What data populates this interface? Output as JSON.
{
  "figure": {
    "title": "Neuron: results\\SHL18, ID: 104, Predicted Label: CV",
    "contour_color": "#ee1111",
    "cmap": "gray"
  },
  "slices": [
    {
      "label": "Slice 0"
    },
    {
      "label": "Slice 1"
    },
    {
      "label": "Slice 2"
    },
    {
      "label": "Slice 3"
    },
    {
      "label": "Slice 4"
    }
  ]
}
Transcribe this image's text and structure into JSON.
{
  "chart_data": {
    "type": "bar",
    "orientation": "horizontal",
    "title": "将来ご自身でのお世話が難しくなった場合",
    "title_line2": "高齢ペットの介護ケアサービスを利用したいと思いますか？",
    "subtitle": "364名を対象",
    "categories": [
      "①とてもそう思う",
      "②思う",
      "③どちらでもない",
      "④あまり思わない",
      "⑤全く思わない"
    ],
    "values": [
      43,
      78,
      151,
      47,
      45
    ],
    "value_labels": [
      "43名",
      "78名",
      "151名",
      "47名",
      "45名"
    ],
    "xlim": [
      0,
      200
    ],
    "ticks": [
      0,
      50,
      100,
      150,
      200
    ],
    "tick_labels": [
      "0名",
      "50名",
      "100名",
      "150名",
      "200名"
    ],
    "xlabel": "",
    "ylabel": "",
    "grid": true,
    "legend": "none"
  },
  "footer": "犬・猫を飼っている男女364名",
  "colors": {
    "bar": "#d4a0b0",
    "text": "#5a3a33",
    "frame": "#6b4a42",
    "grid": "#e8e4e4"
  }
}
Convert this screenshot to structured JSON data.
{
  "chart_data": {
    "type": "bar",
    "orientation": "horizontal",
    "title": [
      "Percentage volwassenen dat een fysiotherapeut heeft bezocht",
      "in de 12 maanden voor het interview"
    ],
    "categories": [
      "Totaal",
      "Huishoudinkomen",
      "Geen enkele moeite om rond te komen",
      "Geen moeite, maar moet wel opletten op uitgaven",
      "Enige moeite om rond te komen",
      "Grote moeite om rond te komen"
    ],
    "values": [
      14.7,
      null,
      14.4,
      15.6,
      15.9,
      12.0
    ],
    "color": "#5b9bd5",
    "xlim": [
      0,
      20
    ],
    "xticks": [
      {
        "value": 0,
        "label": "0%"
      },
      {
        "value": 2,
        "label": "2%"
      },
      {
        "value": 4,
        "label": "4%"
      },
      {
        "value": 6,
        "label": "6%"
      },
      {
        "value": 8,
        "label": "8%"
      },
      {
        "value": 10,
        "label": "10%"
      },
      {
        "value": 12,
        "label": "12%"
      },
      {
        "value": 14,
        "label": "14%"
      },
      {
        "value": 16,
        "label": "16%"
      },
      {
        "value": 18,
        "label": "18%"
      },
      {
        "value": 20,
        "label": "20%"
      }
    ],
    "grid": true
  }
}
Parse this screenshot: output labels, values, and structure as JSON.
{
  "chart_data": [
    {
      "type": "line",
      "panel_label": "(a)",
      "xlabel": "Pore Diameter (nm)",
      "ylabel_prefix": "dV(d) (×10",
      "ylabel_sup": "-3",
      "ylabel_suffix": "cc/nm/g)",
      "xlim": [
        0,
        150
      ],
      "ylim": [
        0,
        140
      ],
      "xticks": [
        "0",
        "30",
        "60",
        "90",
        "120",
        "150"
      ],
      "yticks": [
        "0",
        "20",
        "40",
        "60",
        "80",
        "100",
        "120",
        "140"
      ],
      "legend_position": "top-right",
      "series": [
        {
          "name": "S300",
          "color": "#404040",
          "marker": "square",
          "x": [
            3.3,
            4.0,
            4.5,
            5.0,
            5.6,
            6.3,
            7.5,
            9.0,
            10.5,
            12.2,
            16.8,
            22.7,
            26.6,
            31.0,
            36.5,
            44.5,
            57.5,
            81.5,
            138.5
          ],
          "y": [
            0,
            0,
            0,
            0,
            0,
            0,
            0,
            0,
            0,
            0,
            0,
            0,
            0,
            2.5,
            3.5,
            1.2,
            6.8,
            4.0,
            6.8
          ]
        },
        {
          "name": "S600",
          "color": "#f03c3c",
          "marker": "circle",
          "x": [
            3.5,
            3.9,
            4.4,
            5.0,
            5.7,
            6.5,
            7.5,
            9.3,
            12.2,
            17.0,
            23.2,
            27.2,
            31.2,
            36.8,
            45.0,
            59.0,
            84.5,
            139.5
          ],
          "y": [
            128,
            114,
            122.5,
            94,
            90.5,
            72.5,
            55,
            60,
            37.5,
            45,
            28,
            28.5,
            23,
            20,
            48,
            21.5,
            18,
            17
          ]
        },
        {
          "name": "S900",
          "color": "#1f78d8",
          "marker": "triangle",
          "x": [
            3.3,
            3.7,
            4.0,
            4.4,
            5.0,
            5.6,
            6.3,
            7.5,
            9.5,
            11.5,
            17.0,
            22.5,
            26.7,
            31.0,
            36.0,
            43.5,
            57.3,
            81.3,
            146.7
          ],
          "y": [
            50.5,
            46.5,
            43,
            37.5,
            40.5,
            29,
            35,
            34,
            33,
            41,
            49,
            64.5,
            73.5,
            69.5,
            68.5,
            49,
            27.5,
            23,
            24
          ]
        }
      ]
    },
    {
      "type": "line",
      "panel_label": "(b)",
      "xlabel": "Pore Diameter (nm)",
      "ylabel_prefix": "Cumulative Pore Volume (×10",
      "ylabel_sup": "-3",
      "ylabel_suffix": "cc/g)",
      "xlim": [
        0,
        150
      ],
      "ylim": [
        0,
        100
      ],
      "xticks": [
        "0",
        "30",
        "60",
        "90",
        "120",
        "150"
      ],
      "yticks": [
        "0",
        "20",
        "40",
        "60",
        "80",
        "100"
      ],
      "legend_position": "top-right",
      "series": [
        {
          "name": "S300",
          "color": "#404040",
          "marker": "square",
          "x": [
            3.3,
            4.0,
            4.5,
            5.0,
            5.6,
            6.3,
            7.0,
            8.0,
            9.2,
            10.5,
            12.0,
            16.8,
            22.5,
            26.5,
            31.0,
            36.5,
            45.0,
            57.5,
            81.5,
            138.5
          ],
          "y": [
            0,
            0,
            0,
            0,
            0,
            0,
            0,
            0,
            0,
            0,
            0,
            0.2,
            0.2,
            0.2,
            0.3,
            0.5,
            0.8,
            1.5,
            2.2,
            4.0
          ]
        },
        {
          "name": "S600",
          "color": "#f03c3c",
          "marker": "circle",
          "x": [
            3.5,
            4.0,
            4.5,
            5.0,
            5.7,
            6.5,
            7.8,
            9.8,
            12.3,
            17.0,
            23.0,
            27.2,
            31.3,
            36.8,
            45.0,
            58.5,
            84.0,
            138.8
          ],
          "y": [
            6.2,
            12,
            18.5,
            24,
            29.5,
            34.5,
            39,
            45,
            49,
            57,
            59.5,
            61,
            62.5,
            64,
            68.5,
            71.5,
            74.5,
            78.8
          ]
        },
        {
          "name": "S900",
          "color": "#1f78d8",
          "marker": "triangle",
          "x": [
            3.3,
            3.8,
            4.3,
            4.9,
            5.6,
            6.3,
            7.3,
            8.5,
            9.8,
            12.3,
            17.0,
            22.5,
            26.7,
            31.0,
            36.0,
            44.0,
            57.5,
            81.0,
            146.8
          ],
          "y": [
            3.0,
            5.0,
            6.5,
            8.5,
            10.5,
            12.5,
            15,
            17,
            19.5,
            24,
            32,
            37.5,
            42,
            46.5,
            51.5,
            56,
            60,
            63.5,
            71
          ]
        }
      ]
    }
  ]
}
========
Look through the records and gather every line containing "JSON".

» **EXERCISE RESULT**:
What data populates this interface? Output as JSON.
Transcribe this image's text and structure into JSON.
Convert this screenshot to structured JSON data.
Parse this screenshot: output labels, values, and structure as JSON.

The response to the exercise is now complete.